> EXERCISE AIM: The answer must be the full listing, restated word for word.

━━━ GIVEN DATA

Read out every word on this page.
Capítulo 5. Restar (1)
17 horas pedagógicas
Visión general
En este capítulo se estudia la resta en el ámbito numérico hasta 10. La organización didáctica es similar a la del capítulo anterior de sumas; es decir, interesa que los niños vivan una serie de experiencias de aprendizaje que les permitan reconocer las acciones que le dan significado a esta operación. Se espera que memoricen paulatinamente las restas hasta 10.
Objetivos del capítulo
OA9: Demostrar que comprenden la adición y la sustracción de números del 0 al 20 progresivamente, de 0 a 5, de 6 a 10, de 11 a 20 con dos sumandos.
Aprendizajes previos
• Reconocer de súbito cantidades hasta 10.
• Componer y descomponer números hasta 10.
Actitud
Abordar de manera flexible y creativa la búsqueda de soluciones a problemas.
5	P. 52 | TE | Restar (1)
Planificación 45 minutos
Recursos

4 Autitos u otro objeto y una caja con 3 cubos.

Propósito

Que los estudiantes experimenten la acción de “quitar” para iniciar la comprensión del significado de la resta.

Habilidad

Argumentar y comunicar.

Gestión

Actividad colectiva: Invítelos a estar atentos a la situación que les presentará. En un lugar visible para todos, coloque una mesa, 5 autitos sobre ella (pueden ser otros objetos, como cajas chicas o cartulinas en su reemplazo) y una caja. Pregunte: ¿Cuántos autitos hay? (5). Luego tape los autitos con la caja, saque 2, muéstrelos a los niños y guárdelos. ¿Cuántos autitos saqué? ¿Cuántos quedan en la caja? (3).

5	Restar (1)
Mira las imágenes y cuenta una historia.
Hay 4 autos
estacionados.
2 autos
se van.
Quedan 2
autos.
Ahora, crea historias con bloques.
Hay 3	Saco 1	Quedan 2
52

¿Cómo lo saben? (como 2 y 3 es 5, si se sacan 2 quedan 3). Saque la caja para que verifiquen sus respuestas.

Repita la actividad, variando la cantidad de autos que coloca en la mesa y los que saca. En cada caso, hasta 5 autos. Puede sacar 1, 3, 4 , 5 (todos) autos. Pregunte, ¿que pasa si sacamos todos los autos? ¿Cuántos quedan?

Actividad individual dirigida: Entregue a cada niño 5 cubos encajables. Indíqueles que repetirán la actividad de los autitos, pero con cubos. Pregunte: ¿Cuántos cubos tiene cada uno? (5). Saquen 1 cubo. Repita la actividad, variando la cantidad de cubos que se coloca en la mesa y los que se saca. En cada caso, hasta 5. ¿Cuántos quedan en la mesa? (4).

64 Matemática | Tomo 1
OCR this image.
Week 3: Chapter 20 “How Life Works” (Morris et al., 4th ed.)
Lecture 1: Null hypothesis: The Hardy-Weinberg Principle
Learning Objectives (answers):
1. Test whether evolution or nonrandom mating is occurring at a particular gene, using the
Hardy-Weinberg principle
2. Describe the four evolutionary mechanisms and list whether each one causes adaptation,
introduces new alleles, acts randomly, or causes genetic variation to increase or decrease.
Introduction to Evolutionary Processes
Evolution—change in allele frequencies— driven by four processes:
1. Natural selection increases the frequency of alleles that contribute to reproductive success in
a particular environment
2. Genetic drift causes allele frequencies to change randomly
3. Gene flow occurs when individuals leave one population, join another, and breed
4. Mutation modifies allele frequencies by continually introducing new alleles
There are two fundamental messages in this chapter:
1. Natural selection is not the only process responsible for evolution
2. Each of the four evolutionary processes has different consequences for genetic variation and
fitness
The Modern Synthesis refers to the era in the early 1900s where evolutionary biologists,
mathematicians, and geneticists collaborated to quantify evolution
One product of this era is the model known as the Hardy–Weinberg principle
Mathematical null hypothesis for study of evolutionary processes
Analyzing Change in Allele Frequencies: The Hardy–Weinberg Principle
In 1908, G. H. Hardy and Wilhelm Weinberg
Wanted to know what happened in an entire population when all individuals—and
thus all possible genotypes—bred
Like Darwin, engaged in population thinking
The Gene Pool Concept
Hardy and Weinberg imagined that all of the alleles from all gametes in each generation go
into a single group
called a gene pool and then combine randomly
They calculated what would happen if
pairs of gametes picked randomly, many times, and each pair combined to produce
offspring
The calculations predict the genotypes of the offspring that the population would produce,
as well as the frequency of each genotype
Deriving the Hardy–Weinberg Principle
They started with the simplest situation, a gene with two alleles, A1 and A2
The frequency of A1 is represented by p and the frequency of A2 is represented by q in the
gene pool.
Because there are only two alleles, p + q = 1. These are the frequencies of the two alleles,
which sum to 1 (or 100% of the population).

━━━━━━

> PROBLEM SOLUTION:
Read out every word on this page.
Capítulo 5. Restar (1)
17 horas pedagógicas
Visión general
En este capítulo se estudia la resta en el ámbito numérico hasta 10. La organización didáctica es similar a la del capítulo anterior de sumas; es decir, interesa que los niños vivan una serie de experiencias de aprendizaje que les permitan reconocer las acciones que le dan significado a esta operación. Se espera que memoricen paulatinamente las restas hasta 10.
Objetivos del capítulo
OA9: Demostrar que comprenden la adición y la sustracción de números del 0 al 20 progresivamente, de 0 a 5, de 6 a 10, de 11 a 20 con dos sumandos.
Aprendizajes previos
• Reconocer de súbito cantidades hasta 10.
• Componer y descomponer números hasta 10.
Actitud
Abordar de manera flexible y creativa la búsqueda de soluciones a problemas.
5	P. 52 | TE | Restar (1)
Planificación 45 minutos
Recursos

4 Autitos u otro objeto y una caja con 3 cubos.

Propósito

Que los estudiantes experimenten la acción de “quitar” para iniciar la comprensión del significado de la resta.

Habilidad

Argumentar y comunicar.

Gestión

Actividad colectiva: Invítelos a estar atentos a la situación que les presentará. En un lugar visible para todos, coloque una mesa, 5 autitos sobre ella (pueden ser otros objetos, como cajas chicas o cartulinas en su reemplazo) y una caja. Pregunte: ¿Cuántos autitos hay? (5). Luego tape los autitos con la caja, saque 2, muéstrelos a los niños y guárdelos. ¿Cuántos autitos saqué? ¿Cuántos quedan en la caja? (3).

5	Restar (1)
Mira las imágenes y cuenta una historia.
Hay 4 autos
estacionados.
2 autos
se van.
Quedan 2
autos.
Ahora, crea historias con bloques.
Hay 3	Saco 1	Quedan 2
52

¿Cómo lo saben? (como 2 y 3 es 5, si se sacan 2 quedan 3). Saque la caja para que verifiquen sus respuestas.

Repita la actividad, variando la cantidad de autos que coloca en la mesa y los que saca. En cada caso, hasta 5 autos. Puede sacar 1, 3, 4 , 5 (todos) autos. Pregunte, ¿que pasa si sacamos todos los autos? ¿Cuántos quedan?

Actividad individual dirigida: Entregue a cada niño 5 cubos encajables. Indíqueles que repetirán la actividad de los autitos, pero con cubos. Pregunte: ¿Cuántos cubos tiene cada uno? (5). Saquen 1 cubo. Repita la actividad, variando la cantidad de cubos que se coloca en la mesa y los que se saca. En cada caso, hasta 5. ¿Cuántos quedan en la mesa? (4).

64 Matemática | Tomo 1
OCR this image.
Week 3: Chapter 20 “How Life Works” (Morris et al., 4th ed.)
Lecture 1: Null hypothesis: The Hardy-Weinberg Principle
Learning Objectives (answers):
1. Test whether evolution or nonrandom mating is occurring at a particular gene, using the
Hardy-Weinberg principle
2. Describe the four evolutionary mechanisms and list whether each one causes adaptation,
introduces new alleles, acts randomly, or causes genetic variation to increase or decrease.
Introduction to Evolutionary Processes
Evolution—change in allele frequencies— driven by four processes:
1. Natural selection increases the frequency of alleles that contribute to reproductive success in
a particular environment
2. Genetic drift causes allele frequencies to change randomly
3. Gene flow occurs when individuals leave one population, join another, and breed
4. Mutation modifies allele frequencies by continually introducing new alleles
There are two fundamental messages in this chapter:
1. Natural selection is not the only process responsible for evolution
2. Each of the four evolutionary processes has different consequences for genetic variation and
fitness
The Modern Synthesis refers to the era in the early 1900s where evolutionary biologists,
mathematicians, and geneticists collaborated to quantify evolution
One product of this era is the model known as the Hardy–Weinberg principle
Mathematical null hypothesis for study of evolutionary processes
Analyzing Change in Allele Frequencies: The Hardy–Weinberg Principle
In 1908, G. H. Hardy and Wilhelm Weinberg
Wanted to know what happened in an entire population when all individuals—and
thus all possible genotypes—bred
Like Darwin, engaged in population thinking
The Gene Pool Concept
Hardy and Weinberg imagined that all of the alleles from all gametes in each generation go
into a single group
called a gene pool and then combine randomly
They calculated what would happen if
pairs of gametes picked randomly, many times, and each pair combined to produce
offspring
The calculations predict the genotypes of the offspring that the population would produce,
as well as the frequency of each genotype
Deriving the Hardy–Weinberg Principle
They started with the simplest situation, a gene with two alleles, A1 and A2
The frequency of A1 is represented by p and the frequency of A2 is represented by q in the
gene pool.
Because there are only two alleles, p + q = 1. These are the frequencies of the two alleles,
which sum to 1 (or 100% of the population).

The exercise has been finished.